- What you will do -
What follows is a listing. Return every line of it exactly.
* * *
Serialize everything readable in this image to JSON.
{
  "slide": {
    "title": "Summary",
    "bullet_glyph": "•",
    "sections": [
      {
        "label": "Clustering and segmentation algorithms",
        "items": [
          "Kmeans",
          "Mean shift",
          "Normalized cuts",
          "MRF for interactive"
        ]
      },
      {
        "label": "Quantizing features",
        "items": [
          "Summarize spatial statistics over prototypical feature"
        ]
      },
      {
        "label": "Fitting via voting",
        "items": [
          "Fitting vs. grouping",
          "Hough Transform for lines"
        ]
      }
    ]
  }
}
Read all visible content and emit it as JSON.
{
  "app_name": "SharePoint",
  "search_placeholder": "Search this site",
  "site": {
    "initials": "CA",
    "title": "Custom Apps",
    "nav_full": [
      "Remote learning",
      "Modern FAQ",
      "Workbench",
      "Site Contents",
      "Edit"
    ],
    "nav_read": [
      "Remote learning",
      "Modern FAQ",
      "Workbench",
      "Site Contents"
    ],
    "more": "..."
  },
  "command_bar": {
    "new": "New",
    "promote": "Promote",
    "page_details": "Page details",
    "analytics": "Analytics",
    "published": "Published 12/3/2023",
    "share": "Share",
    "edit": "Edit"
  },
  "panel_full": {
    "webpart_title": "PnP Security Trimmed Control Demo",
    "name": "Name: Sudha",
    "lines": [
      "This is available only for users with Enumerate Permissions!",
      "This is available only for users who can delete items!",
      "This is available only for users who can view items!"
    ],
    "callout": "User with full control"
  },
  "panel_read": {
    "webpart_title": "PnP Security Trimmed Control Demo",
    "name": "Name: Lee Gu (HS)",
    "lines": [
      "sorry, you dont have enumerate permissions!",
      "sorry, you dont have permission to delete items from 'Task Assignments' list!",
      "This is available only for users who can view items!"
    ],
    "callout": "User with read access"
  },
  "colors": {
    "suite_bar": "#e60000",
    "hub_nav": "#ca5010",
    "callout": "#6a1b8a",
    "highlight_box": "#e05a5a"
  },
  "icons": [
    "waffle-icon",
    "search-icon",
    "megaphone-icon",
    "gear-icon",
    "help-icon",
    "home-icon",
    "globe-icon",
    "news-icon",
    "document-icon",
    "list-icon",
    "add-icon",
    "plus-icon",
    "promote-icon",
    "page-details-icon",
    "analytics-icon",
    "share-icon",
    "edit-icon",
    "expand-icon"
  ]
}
* * *
- The result -
Serialize everything readable in this image to JSON.
{
  "slide": {
    "title": "Summary",
    "bullet_glyph": "•",
    "sections": [
      {
        "label": "Clustering and segmentation algorithms",
        "items": [
          "Kmeans",
          "Mean shift",
          "Normalized cuts",
          "MRF for interactive"
        ]
      },
      {
        "label": "Quantizing features",
        "items": [
          "Summarize spatial statistics over prototypical feature"
        ]
      },
      {
        "label": "Fitting via voting",
        "items": [
          "Fitting vs. grouping",
          "Hough Transform for lines"
        ]
      }
    ]
  }
}
Read all visible content and emit it as JSON.
{
  "app_name": "SharePoint",
  "search_placeholder": "Search this site",
  "site": {
    "initials": "CA",
    "title": "Custom Apps",
    "nav_full": [
      "Remote learning",
      "Modern FAQ",
      "Workbench",
      "Site Contents",
      "Edit"
    ],
    "nav_read": [
      "Remote learning",
      "Modern FAQ",
      "Workbench",
      "Site Contents"
    ],
    "more": "..."
  },
  "command_bar": {
    "new": "New",
    "promote": "Promote",
    "page_details": "Page details",
    "analytics": "Analytics",
    "published": "Published 12/3/2023",
    "share": "Share",
    "edit": "Edit"
  },
  "panel_full": {
    "webpart_title": "PnP Security Trimmed Control Demo",
    "name": "Name: Sudha",
    "lines": [
      "This is available only for users with Enumerate Permissions!",
      "This is available only for users who can delete items!",
      "This is available only for users who can view items!"
    ],
    "callout": "User with full control"
  },
  "panel_read": {
    "webpart_title": "PnP Security Trimmed Control Demo",
    "name": "Name: Lee Gu (HS)",
    "lines": [
      "sorry, you dont have enumerate permissions!",
      "sorry, you dont have permission to delete items from 'Task Assignments' list!",
      "This is available only for users who can view items!"
    ],
    "callout": "User with read access"
  },
  "colors": {
    "suite_bar": "#e60000",
    "hub_nav": "#ca5010",
    "callout": "#6a1b8a",
    "highlight_box": "#e05a5a"
  },
  "icons": [
    "waffle-icon",
    "search-icon",
    "megaphone-icon",
    "gear-icon",
    "help-icon",
    "home-icon",
    "globe-icon",
    "news-icon",
    "document-icon",
    "list-icon",
    "add-icon",
    "plus-icon",
    "promote-icon",
    "page-details-icon",
    "analytics-icon",
    "share-icon",
    "edit-icon",
    "expand-icon"
  ]
}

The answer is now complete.